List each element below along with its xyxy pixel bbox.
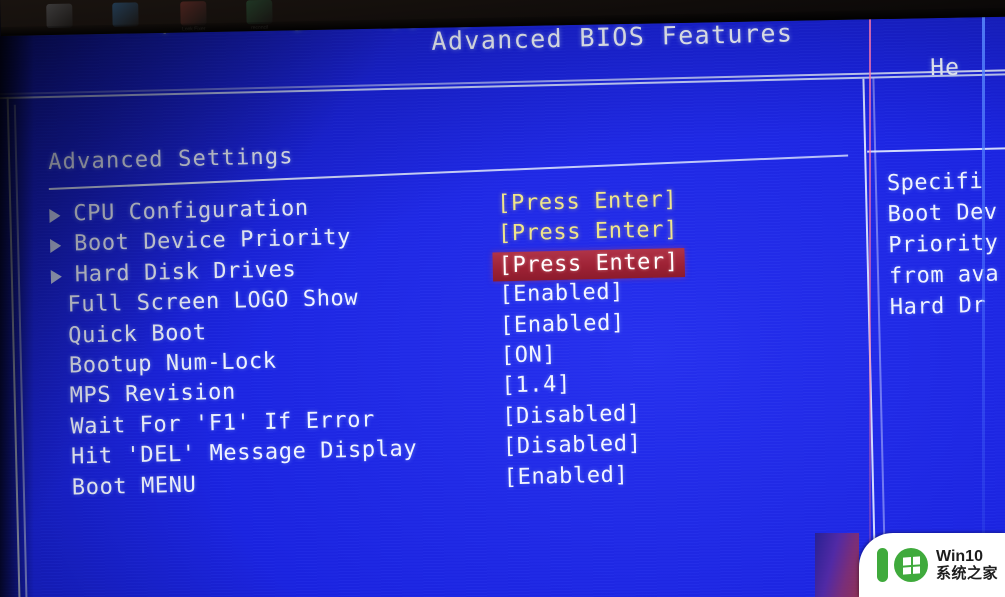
setting-label: CPU Configuration [73, 195, 310, 227]
setting-label: MPS Revision [69, 380, 237, 409]
icon-glyph [246, 0, 273, 25]
setting-value[interactable]: [Disabled] [502, 401, 641, 429]
submenu-arrow-icon [49, 208, 61, 223]
logo-bar-icon [877, 548, 888, 582]
recycle-bin-icon[interactable]: reconcil [246, 0, 273, 31]
setting-value[interactable]: [Enabled] [503, 462, 628, 490]
setting-value[interactable]: [ON] [501, 342, 557, 368]
setting-value[interactable]: [Press Enter] [497, 187, 678, 216]
submenu-arrow-icon [49, 239, 62, 254]
submenu-arrow-icon [50, 269, 63, 284]
my-computer-icon[interactable] [46, 3, 73, 29]
folder-icon[interactable] [112, 2, 139, 27]
setting-value[interactable]: [Enabled] [500, 310, 625, 338]
settings-panel: Advanced Settings CPU Configuration [Pres… [0, 0, 1005, 597]
section-title: Advanced Settings [47, 144, 294, 175]
setting-label: Quick Boot [67, 319, 207, 349]
bios-photo-screenshot: CMOS Setup Utility - Copyright (C) 1985-… [0, 0, 1005, 597]
setting-value[interactable]: [1.4] [501, 372, 571, 399]
watermark-color-strip [815, 533, 859, 597]
watermark-title: Win10 [936, 547, 983, 565]
icon-glyph [112, 2, 139, 27]
setting-label: Boot Device Priority [73, 225, 352, 257]
watermark-logo: Win10 系统之家 [859, 533, 1005, 597]
windows-icon [902, 555, 920, 575]
setting-value[interactable]: [Disabled] [503, 431, 642, 459]
watermark-subtitle: 系统之家 [936, 564, 999, 582]
logo-circle-icon [894, 548, 928, 582]
setting-label: Hard Disk Drives [74, 256, 297, 288]
setting-value-selected[interactable]: [Press Enter] [492, 247, 686, 282]
control-panel-icon[interactable]: Look Fixer [180, 1, 207, 33]
icon-glyph [180, 1, 207, 26]
setting-value[interactable]: [Press Enter] [498, 218, 679, 247]
setting-value[interactable]: [Enabled] [499, 280, 624, 308]
icon-glyph [46, 3, 73, 29]
setting-label: Bootup Num-Lock [68, 348, 277, 379]
crt-screen: CMOS Setup Utility - Copyright (C) 1985-… [0, 0, 1005, 597]
setting-label: Boot MENU [71, 472, 197, 501]
setting-label: Full Screen LOGO Show [67, 285, 359, 318]
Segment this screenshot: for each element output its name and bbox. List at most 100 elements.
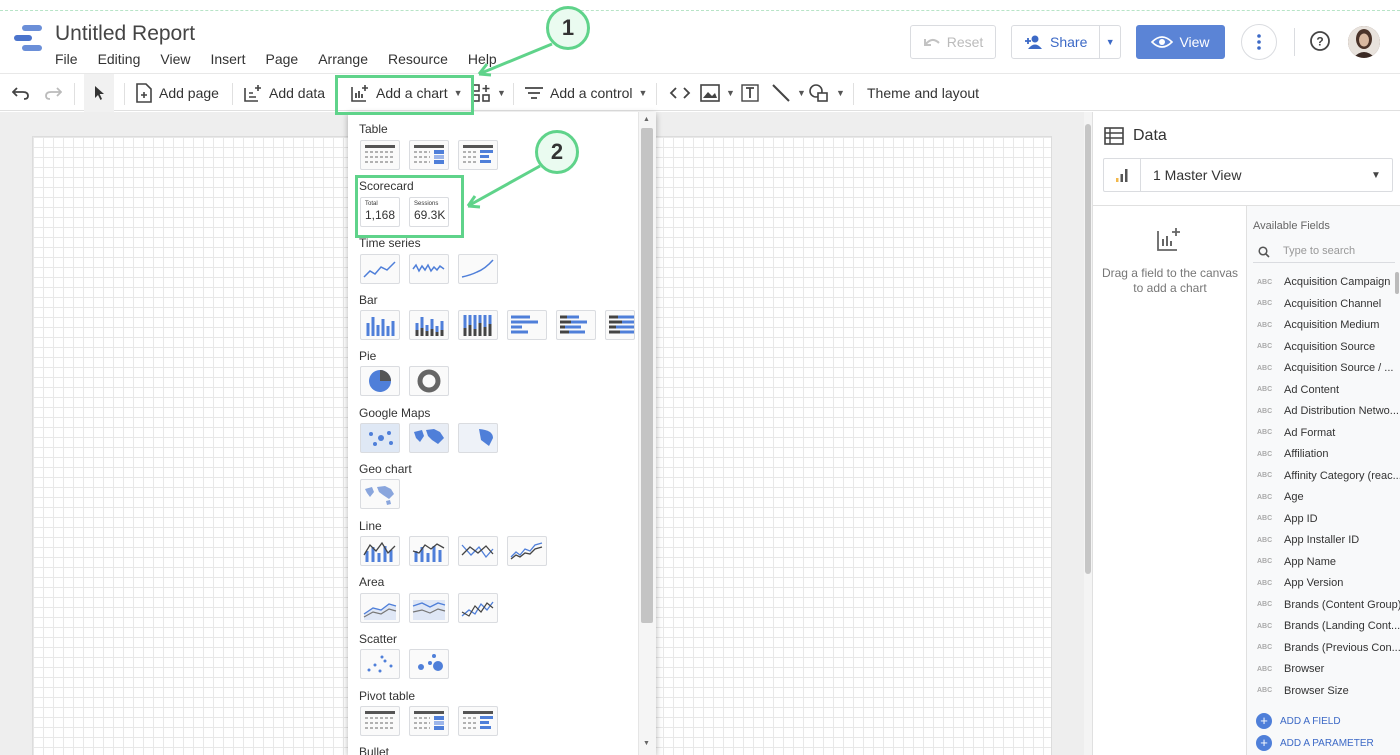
▬▬▬
### Aim of the task
Rename "setting-label" to "option-label" in the lines from the one containing "setting-label: CPU Configuration" up to and including the one containing "setting-label: Hard Disk", and reproduce only those lines with everything else unchanged.

### The result
option-label: CPU Configuration [73, 195, 310, 227]
option-label: MPS Revision [69, 380, 237, 409]
icon-glyph [246, 0, 273, 25]
setting-value[interactable]: [Disabled] [502, 401, 641, 429]
submenu-arrow-icon [49, 208, 61, 223]
logo-bar-icon [877, 548, 888, 582]
recycle-bin-icon[interactable]: reconcil [246, 0, 273, 31]
setting-value[interactable]: [Enabled] [503, 462, 628, 490]
setting-value[interactable]: [ON] [501, 342, 557, 368]
setting-value[interactable]: [Press Enter] [497, 187, 678, 216]
submenu-arrow-icon [49, 239, 62, 254]
submenu-arrow-icon [50, 269, 63, 284]
my-computer-icon[interactable] [46, 3, 73, 29]
folder-icon[interactable] [112, 2, 139, 27]
setting-value[interactable]: [Enabled] [500, 310, 625, 338]
settings-panel: Advanced Settings CPU Configuration [Pres… [0, 0, 1005, 597]
section-title: Advanced Settings [47, 144, 294, 175]
option-label: Quick Boot [67, 319, 207, 349]
bios-photo-screenshot: CMOS Setup Utility - Copyright (C) 1985-… [0, 0, 1005, 597]
setting-value[interactable]: [1.4] [501, 372, 571, 399]
watermark-color-strip [815, 533, 859, 597]
watermark-title: Win10 [936, 547, 983, 565]
icon-glyph [112, 2, 139, 27]
option-label: Boot Device Priority [73, 225, 352, 257]
watermark-logo: Win10 系统之家 [859, 533, 1005, 597]
windows-icon [902, 555, 920, 575]
setting-value[interactable]: [Disabled] [503, 431, 642, 459]
watermark-subtitle: 系统之家 [936, 564, 999, 582]
logo-circle-icon [894, 548, 928, 582]
option-label: Hard Disk Drives [74, 256, 297, 288]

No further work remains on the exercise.